>> Begin DATA PROVIDED
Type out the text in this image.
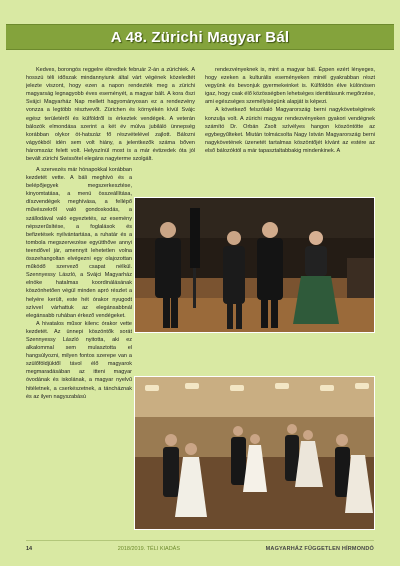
A 48. Zürichi Magyar Bál

Kedves, borongós reggelre ébredtek február 2-án a zürichiek. A hosszú téli időszak mindannyiunk által várt végének közeledtét jelezte viszont, hogy ezen a napon rendezték meg a zürichi magyarság legnagyobb éves eseményét, a magyar bált. A kora őszi Svájci Magyarház Nap mellett hagyományosan ez a rendezvény vonzza a legtöbb résztvevőt. Zürichen és környékén kívül Svájc egész területéről és külföldről is érkeztek vendégek. A veterán bálozók elmondása szerint a két év múlva jubiláló ünnepség korábban olykor öt-hatszáz fő részvételével zajlott. Bálozni vágyókból idén sem volt hiány, a jelentkezők száma bőven háromszáz felett volt. Helyszínül most is a már évtizedek óta jól bevált zürichi Swissôtel elegáns nagyterme szolgált.

rendezvényeknek is, mint a magyar bál. Éppen ezért lényeges, hogy ezeken a kulturális eseményeken minél gyakrabban részt vegyünk és bevonjuk gyermekeinket is. Külföldön élve különösen igaz, hogy csak élő közösségben lehetséges identitásunk megőrzése, ami egészséges személyiségünk alapját is képezi.

A következő felszólaló Magyarország berni nagykövetségének konzulja volt. A zürichi magyar rendezvényeken gyakori vendégnek számító Dr. Orbán Zsolt szívélyes hangon köszöntötte az egybegyűlteket. Miután tolmácsolta Nagy István Magyarország berni nagykövetének üzenetét tartalmas köszöntőjét kívánt az estére az első bálozóktól a már tapasztaltabbakig mindenkinek. A

A szervezés már hónapokkal korábban kezdetét vette. A báli meghívó és a belépőjegyek megszerkesztése, kinyomtatása, a menü összeállítása, díszvendégek meghívása, a fellépő művészekről való gondoskodás, a szállodával való egyeztetés, az esemény népszerűsítése, a foglalások és befizetések nyilvántartása, a ruhatár és a tombola megszervezése együtthőve annyi teendővel jár, amennyit lehetetlen volna összehangoltan elvégezni egy olajozottan működő szervező csapat nélkül. Szennyessy László, a Svájci Magyarház elnöke hatalmas koordinálásának köszönhetően végül minden apró részlet a helyére került, este hét órakor nyugodt szívvel várhattuk az elegánsabbnál elegánsabb ruhában érkező vendégeket.

A hivatalos műsor kilenc órakor vette kezdetét. Az ünnepi köszöntők sorát Szennyessy László nyitotta, aki ez alkalommal sem mulasztotta el hangsúlyozni, milyen fontos szerepe van a szülőföldjüktől távol élő magyarok megmaradásában az itteni magyar óvodának és iskolának, a magyar nyelvű hitéletnek, a cserkészetnek, a táncháznak és az ilyen nagyszabású

14	2018/2019. TÉLI KIADÁS	MAGYARHÁZ FÜGGETLEN HÍRMONDÓ
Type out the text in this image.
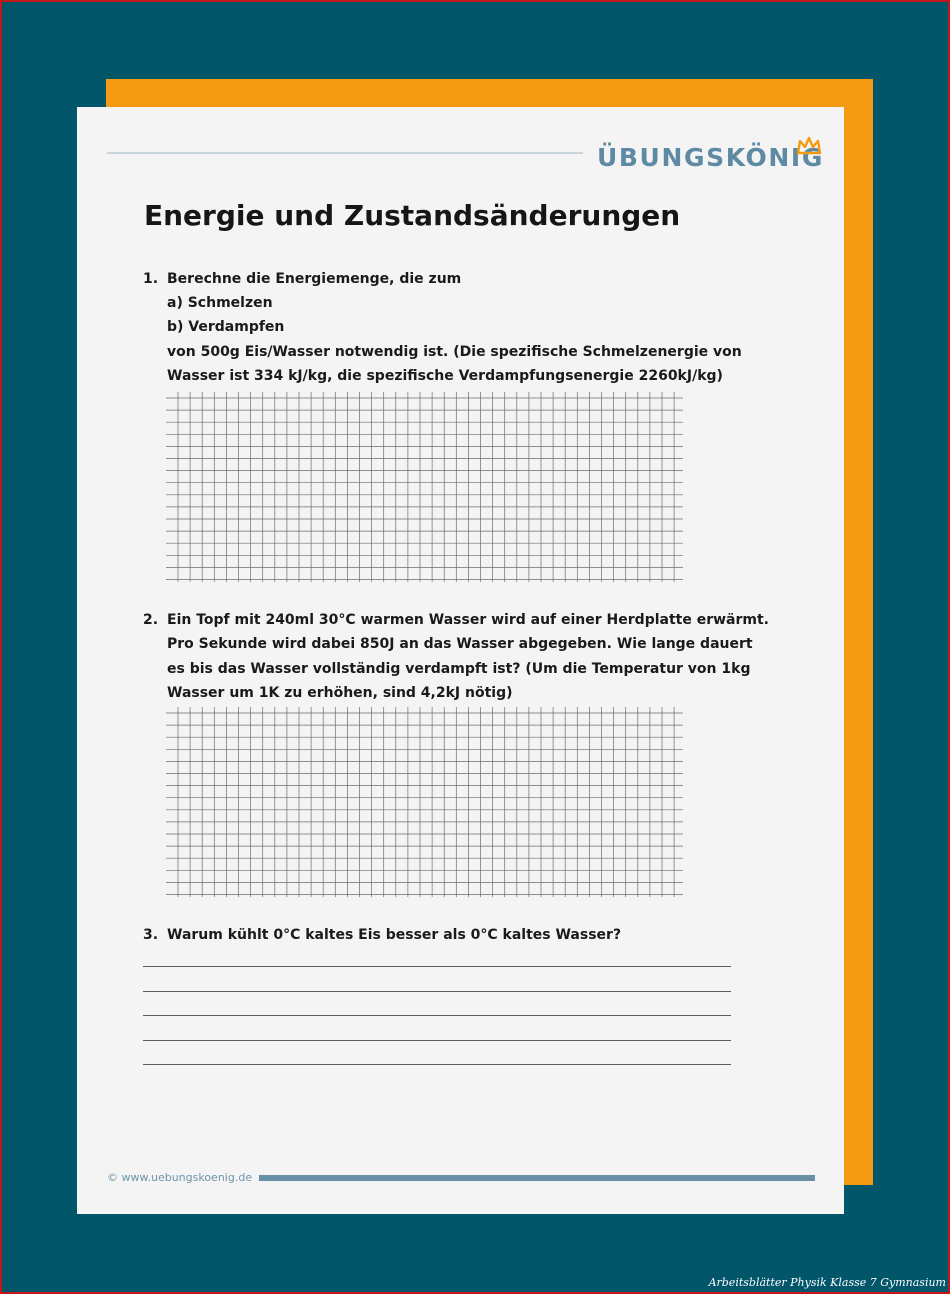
ÜBUNGSKÖNIG
Energie und Zustandsänderungen
1. Berechne die Energiemenge, die zum
a) Schmelzen
b) Verdampfen
von 500g Eis/Wasser notwendig ist. (Die spezifische Schmelzenergie von
Wasser ist 334 kJ/kg, die spezifische Verdampfungsenergie 2260kJ/kg)
2. Ein Topf mit 240ml 30°C warmen Wasser wird auf einer Herdplatte erwärmt.
Pro Sekunde wird dabei 850J an das Wasser abgegeben. Wie lange dauert
es bis das Wasser vollständig verdampft ist? (Um die Temperatur von 1kg
Wasser um 1K zu erhöhen, sind 4,2kJ nötig)
3. Warum kühlt 0°C kaltes Eis besser als 0°C kaltes Wasser?
© www.uebungskoenig.de
Arbeitsblätter Physik Klasse 7 Gymnasium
>> End DATA PROVIDED
* WHAT TO WORK ON *
Reproduce all of the entries word for word, skipping any pictures they hold.

* EXPECTED ANSWER *
Type out the text in this image.
A 48. Zürichi Magyar Bál

Kedves, borongós reggelre ébredtek február 2-án a zürichiek. A hosszú téli időszak mindannyiunk által várt végének közeledtét jelezte viszont, hogy ezen a napon rendezték meg a zürichi magyarság legnagyobb éves eseményét, a magyar bált. A kora őszi Svájci Magyarház Nap mellett hagyományosan ez a rendezvény vonzza a legtöbb résztvevőt. Zürichen és környékén kívül Svájc egész területéről és külföldről is érkeztek vendégek. A veterán bálozók elmondása szerint a két év múlva jubiláló ünnepség korábban olykor öt-hatszáz fő részvételével zajlott. Bálozni vágyókból idén sem volt hiány, a jelentkezők száma bőven háromszáz felett volt. Helyszínül most is a már évtizedek óta jól bevált zürichi Swissôtel elegáns nagyterme szolgált.

rendezvényeknek is, mint a magyar bál. Éppen ezért lényeges, hogy ezeken a kulturális eseményeken minél gyakrabban részt vegyünk és bevonjuk gyermekeinket is. Külföldön élve különösen igaz, hogy csak élő közösségben lehetséges identitásunk megőrzése, ami egészséges személyiségünk alapját is képezi.

A következő felszólaló Magyarország berni nagykövetségének konzulja volt. A zürichi magyar rendezvényeken gyakori vendégnek számító Dr. Orbán Zsolt szívélyes hangon köszöntötte az egybegyűlteket. Miután tolmácsolta Nagy István Magyarország berni nagykövetének üzenetét tartalmas köszöntőjét kívánt az estére az első bálozóktól a már tapasztaltabbakig mindenkinek. A

A szervezés már hónapokkal korábban kezdetét vette. A báli meghívó és a belépőjegyek megszerkesztése, kinyomtatása, a menü összeállítása, díszvendégek meghívása, a fellépő művészekről való gondoskodás, a szállodával való egyeztetés, az esemény népszerűsítése, a foglalások és befizetések nyilvántartása, a ruhatár és a tombola megszervezése együtthőve annyi teendővel jár, amennyit lehetetlen volna összehangoltan elvégezni egy olajozottan működő szervező csapat nélkül. Szennyessy László, a Svájci Magyarház elnöke hatalmas koordinálásának köszönhetően végül minden apró részlet a helyére került, este hét órakor nyugodt szívvel várhattuk az elegánsabbnál elegánsabb ruhában érkező vendégeket.

A hivatalos műsor kilenc órakor vette kezdetét. Az ünnepi köszöntők sorát Szennyessy László nyitotta, aki ez alkalommal sem mulasztotta el hangsúlyozni, milyen fontos szerepe van a szülőföldjüktől távol élő magyarok megmaradásában az itteni magyar óvodának és iskolának, a magyar nyelvű hitéletnek, a cserkészetnek, a táncháznak és az ilyen nagyszabású

14	2018/2019. TÉLI KIADÁS	MAGYARHÁZ FÜGGETLEN HÍRMONDÓ
Type out the text in this image.
ÜBUNGSKÖNIG
Energie und Zustandsänderungen
1. Berechne die Energiemenge, die zum
a) Schmelzen
b) Verdampfen
von 500g Eis/Wasser notwendig ist. (Die spezifische Schmelzenergie von
Wasser ist 334 kJ/kg, die spezifische Verdampfungsenergie 2260kJ/kg)
2. Ein Topf mit 240ml 30°C warmen Wasser wird auf einer Herdplatte erwärmt.
Pro Sekunde wird dabei 850J an das Wasser abgegeben. Wie lange dauert
es bis das Wasser vollständig verdampft ist? (Um die Temperatur von 1kg
Wasser um 1K zu erhöhen, sind 4,2kJ nötig)
3. Warum kühlt 0°C kaltes Eis besser als 0°C kaltes Wasser?
© www.uebungskoenig.de
Arbeitsblätter Physik Klasse 7 Gymnasium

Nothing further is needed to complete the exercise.